(Saved entries)

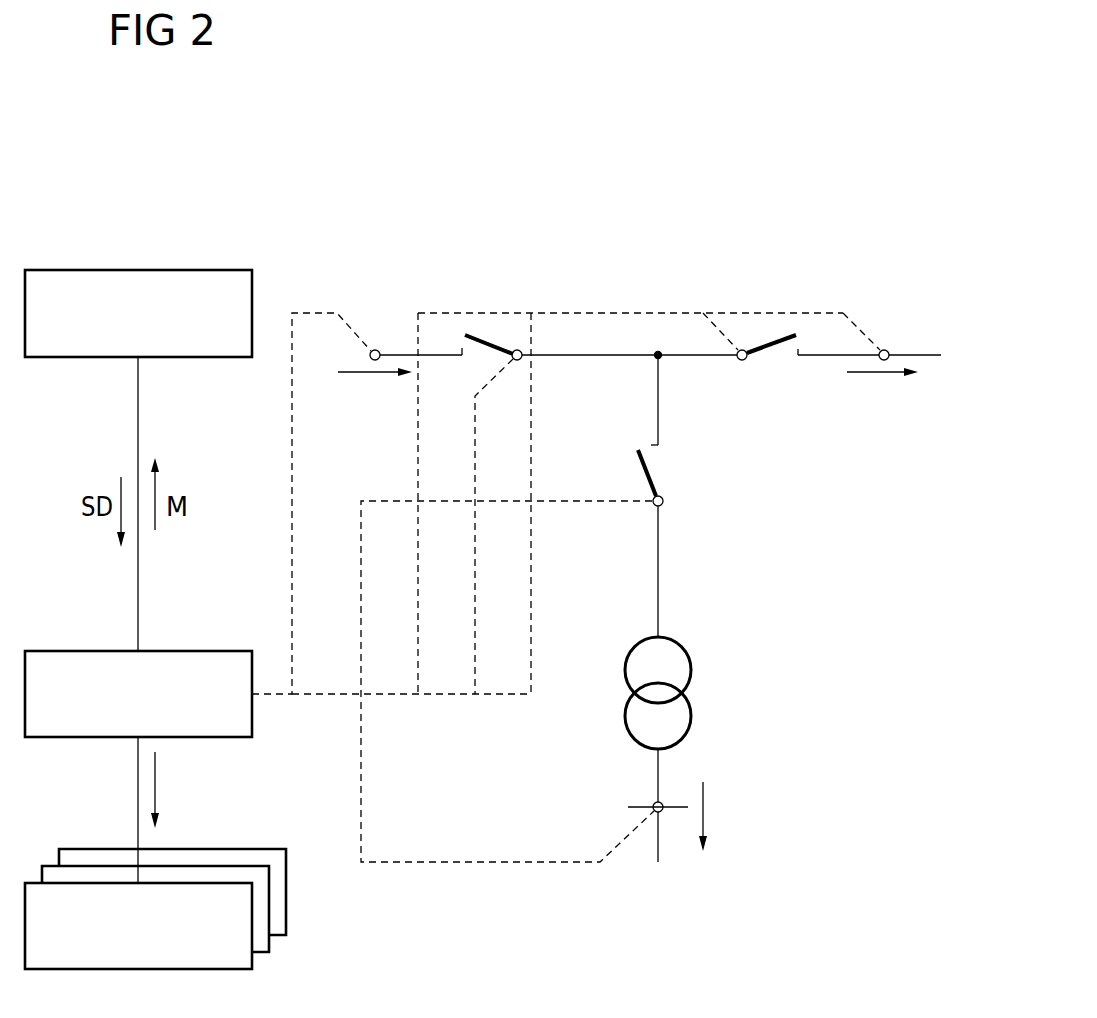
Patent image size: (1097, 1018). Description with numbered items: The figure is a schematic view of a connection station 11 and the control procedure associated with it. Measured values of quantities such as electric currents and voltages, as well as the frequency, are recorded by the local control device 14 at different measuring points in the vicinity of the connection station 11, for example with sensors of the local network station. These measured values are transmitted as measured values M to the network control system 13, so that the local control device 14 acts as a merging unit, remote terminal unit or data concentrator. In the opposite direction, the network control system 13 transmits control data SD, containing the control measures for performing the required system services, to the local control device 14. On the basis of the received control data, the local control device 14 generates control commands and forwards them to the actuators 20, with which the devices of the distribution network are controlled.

The connection station 11 is at (648, 275).
The network control system 13 is at (195, 270).
The local control device 14 is at (195, 651).
The actuators 20 is at (310, 903).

● **The problem**: Reproduce the lines of the records above word for word, leaving out the pictures.

● **Answer to this task**:
Patent image size: (1097, 1018). Description with numbered items: The figure is a schematic view of a connection station 11 and the control procedure associated with it. Measured values of quantities such as electric currents and voltages, as well as the frequency, are recorded by the local control device 14 at different measuring points in the vicinity of the connection station 11, for example with sensors of the local network station. These measured values are transmitted as measured values M to the network control system 13, so that the local control device 14 acts as a merging unit, remote terminal unit or data concentrator. In the opposite direction, the network control system 13 transmits control data SD, containing the control measures for performing the required system services, to the local control device 14. On the basis of the received control data, the local control device 14 generates control commands and forwards them to the actuators 20, with which the devices of the distribution network are controlled.

The connection station 11 is at (648, 275).
The network control system 13 is at (195, 270).
The local control device 14 is at (195, 651).
The actuators 20 is at (310, 903).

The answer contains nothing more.